Source text:
= = =

This post is a learning notes of numerical analysis.

Convergence

Key Question

For a sequence $(x_n)$ generated by an iterative algorithm, generally, we have two questions.

  1. Does the sequence converge to $\lim_{n\to \infty} x_n = x$?
  2. How fast?

For the first problem, we already have enough mathematical tools to deal with it. Here we just define the error $e_n$

\[e_n = x - x_n\]

For the second problem, we have two methods to describe the speed, rate and order.

Convergence Rate

For a sequence $(x_n)$, we say $x_n \to x$ at rate $O(\beta_n)$ if there exists $\beta_n \to 0$ and constant $\lambda \ge 0$ such that

\[|e_n| = |x - x_n| \le \lambda \beta_n\]

for all sufficiently large $n$.

Generally, $\beta_n$ is a standard sequence such as $n^2$, $n$, $\log(n)$, $e^n$, etc.

Order of Convergence

For a sequence $(x_n)$, if there exists positive numbers $\alpha$ and $\lambda$ such that

\[\lim_{n\to \infty} \frac{|e_{n+1}|}{|e_n|^{\alpha}} = \lambda\]

we say the sequence/algorithm have order of convergence $\alpha$ with asympotic error constant $\lambda$. If $\alpha = 1$, it is linear convergence. If $\alpha=2$, it is quadratic convergence. For two sequences $(x_n)$ and $(y_n)$, if $\alpha_1 = \alpha_2$, $\lambda_1 > \lambda_2$ also makes $(x_n)$ convergences faster than $(y_n)$.

= = =

Data lines:

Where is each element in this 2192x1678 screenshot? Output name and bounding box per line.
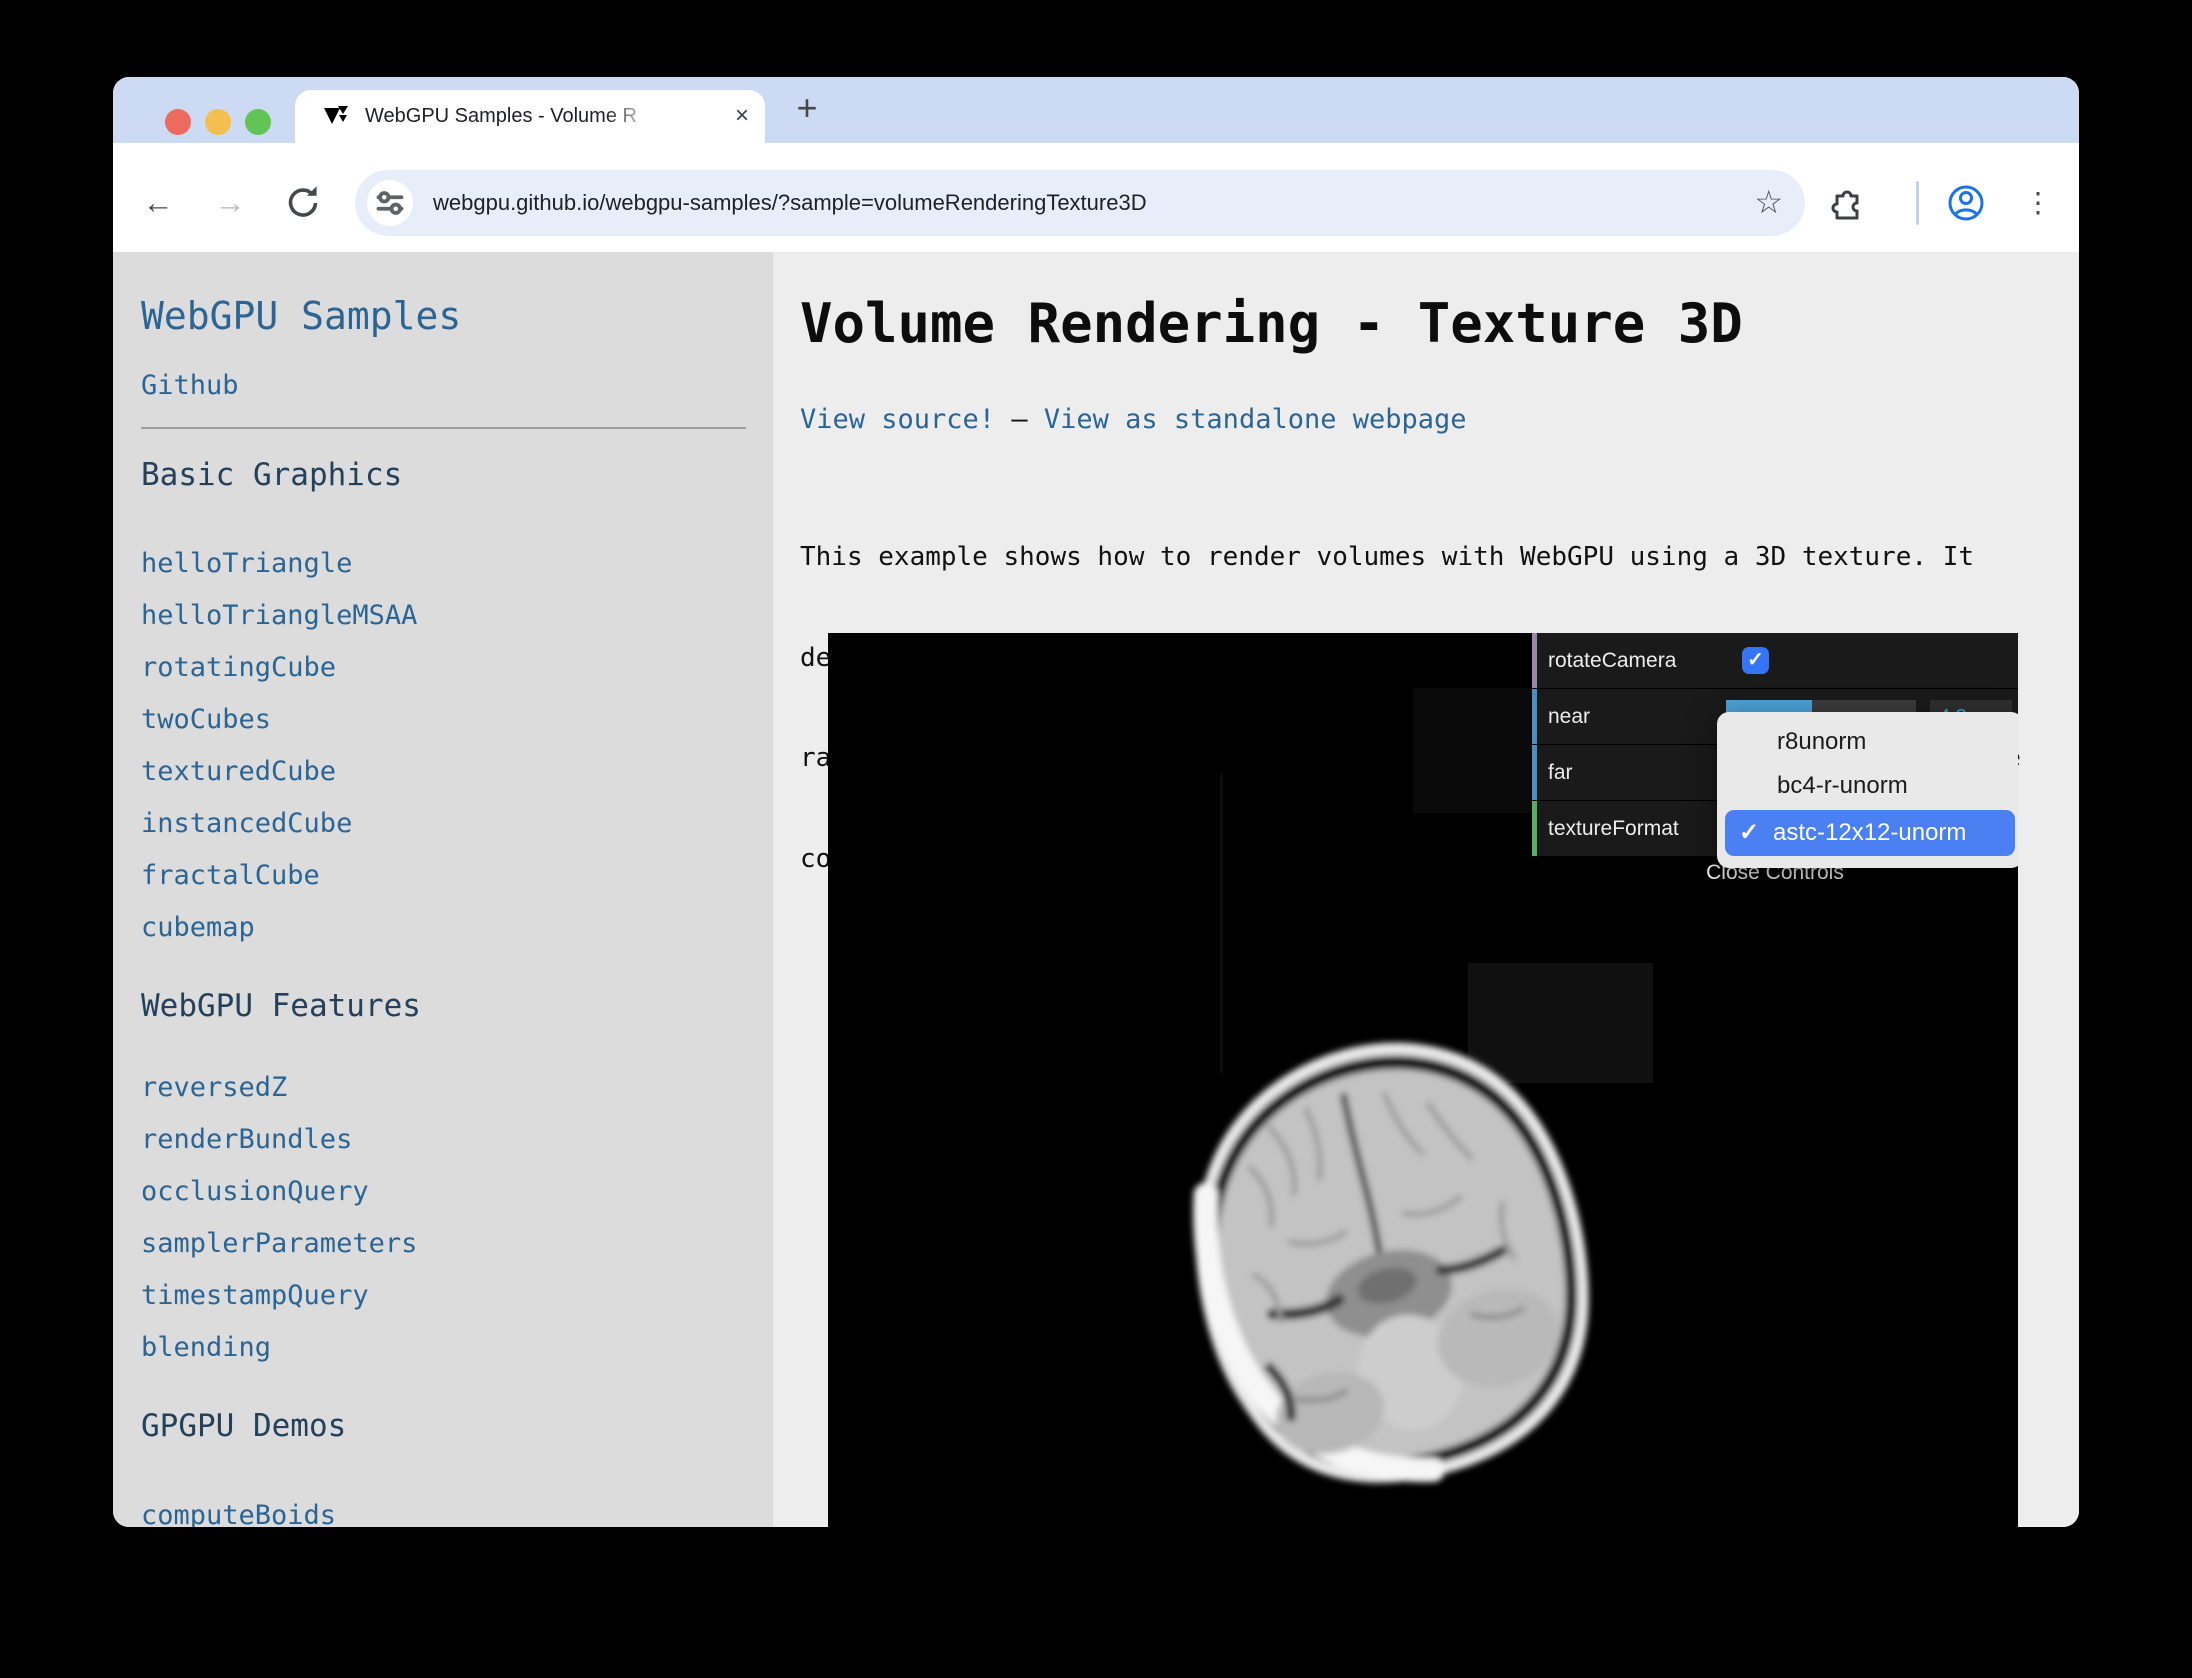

= = =

Directives:
**A.** Answer these from the convergence notes:
(i) How is the error $e_n$ defined?
(ii) What value of $\alpha$ gives quadratic convergence?
(iii) What two methods do the notes name for describing the speed of convergence?
**B.** Carry on the numerical analysis notes on convergence from the point where they stop.
The listing comes from a different source than the convergence notes.

Responses per task:
**A.**
(i) $e_n = x - x_n$
(ii) $\alpha = 2$
(iii) Rate and order

**B.**
Taylor’s Theorem

A really useful technique in numerical methods is Taylor’s Theorem. If $f(x)$ is a smooth function in a period $a < p < b$

\[f(x) = f(p) + \frac{f'(p)}{1!} (x-p) + \frac{f''(p)}{2!} (x-p)^2 + \cdots + \frac{f^{(n)}(p)}{n!}(x-p)^n + \frac{f^{(n+1)}(\xi)}{(n+1)!} (x-p)^{n+1}\]

where $\xi$ is between $p$ and $x$.

There are also some useful Taylor series.

\[e^x = 1 + x + \frac{x^2}{2!} + \cdots + \frac{x^n}{n!} + \cdots\]

Rootfinding

For $f: \mathbb{R} \to \mathbb{R}$, $p$ is a root if $f(p) = 0$. Meanwhile, we say a root $p$ of $f(x)$ has multiplicity $m$ if

\[f(x) = (x-p)^m q(x)\]

Where $\lim_{x\to p} q(x) \neq 0$. Furthermore, we can prove a root $p$ of $f$ has multiplicity $m$ if and only if

\[f(p) = f'(p) = \cdots = f^{(m-1)}(p) = 0\]

but

\[f^{(m)}(p) \neq 0\]

Fixed Point Iteration Schemes

A fixed point is a point $x$ such that $f(x) = x$. There are several methods we can use to find a fixed point.

Theorem 1. If $g$ is a continuous function with $g(a), g(b) \in [a, b] \subset \mathbb{R}$, then $g$ has a fixed point in $[a, b]$.

Theorem 2. Let $g$ be a smooth function on $\mathbb{R}$ such that $g: [a, b] \to [a, b]$ and there exists a $0 \le \theta < 1$ s.t. $|g’(x)| \le \theta$ for all $x \in [a, b]$, then

  1. there exists a unique fixed point of $g$ in $[a, b]$.
  2. $x_{n+1} = g(x_n)$ converges to the fixed point if $x_0 \in [a,b]$.

Bisection Method

To find a root of a function $f: \mathbb{R} \to \mathbb{R}$, given $[a_0, b_0]$ s. t. $f(a_0)f(b_0) \le 0$ (there exists at least a solution), to go from $[a_n, b_n]$ to $[a_{n+1}, b_{n+1}]$,

  1. Let $x_n = \frac{1}{2}(a_n + b_n)$.
  2. If $f(x_n) f(a_n) \le 0$, $a_{n+1} = a_n$, $b_{n+1} = x_n$.
  3. Else $a_{n+1} = x_n$, $b_{n+1} = b_n$.

Error estimate

\[|x_n - p| \le \frac{b_0 - a_0}{2^{n+1}}\]

Order of convergence: $\alpha = 1$. It converges linearly.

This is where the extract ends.